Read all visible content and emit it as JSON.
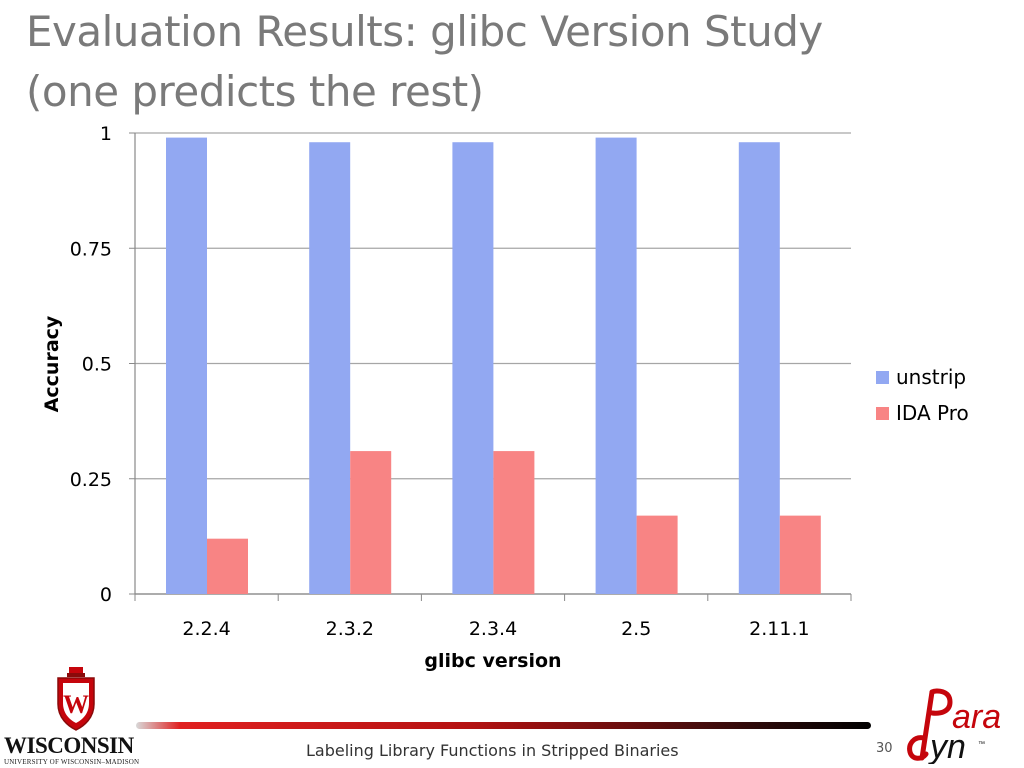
{
  "slide": {
    "title_line1": "Evaluation Results: glibc Version Study",
    "title_line2": "(one predicts the rest)",
    "footer_text": "Labeling Library Functions in Stripped Binaries",
    "page_number": "30"
  },
  "logos": {
    "university_name": "WISCONSIN",
    "university_subtitle": "UNIVERSITY OF WISCONSIN–MADISON",
    "crest_letter": "W",
    "paradyn_top": "ara",
    "paradyn_bottom": "yn",
    "paradyn_tm": "™"
  },
  "colors": {
    "unstrip": "#92a8f2",
    "ida_pro": "#f88484",
    "grid": "#a6a6a6",
    "axis": "#898989",
    "title": "#7a7a7a",
    "wisconsin_red": "#c5050c"
  },
  "chart_data": {
    "type": "bar",
    "categories": [
      "2.2.4",
      "2.3.2",
      "2.3.4",
      "2.5",
      "2.11.1"
    ],
    "series": [
      {
        "name": "unstrip",
        "values": [
          0.99,
          0.98,
          0.98,
          0.99,
          0.98
        ]
      },
      {
        "name": "IDA Pro",
        "values": [
          0.12,
          0.31,
          0.31,
          0.17,
          0.17
        ]
      }
    ],
    "xlabel": "glibc version",
    "ylabel": "Accuracy",
    "ylim": [
      0,
      1
    ],
    "yticks": [
      0,
      0.25,
      0.5,
      0.75,
      1
    ],
    "ytick_labels": [
      "0",
      "0.25",
      "0.5",
      "0.75",
      "1"
    ],
    "grid": true,
    "legend_position": "right"
  }
}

★ ★ ★ ★ ★ ★ ★

Given exercise: Among the records above, how many lines carry the string "glibc"? Reply with the number alone.

Exercise output: 2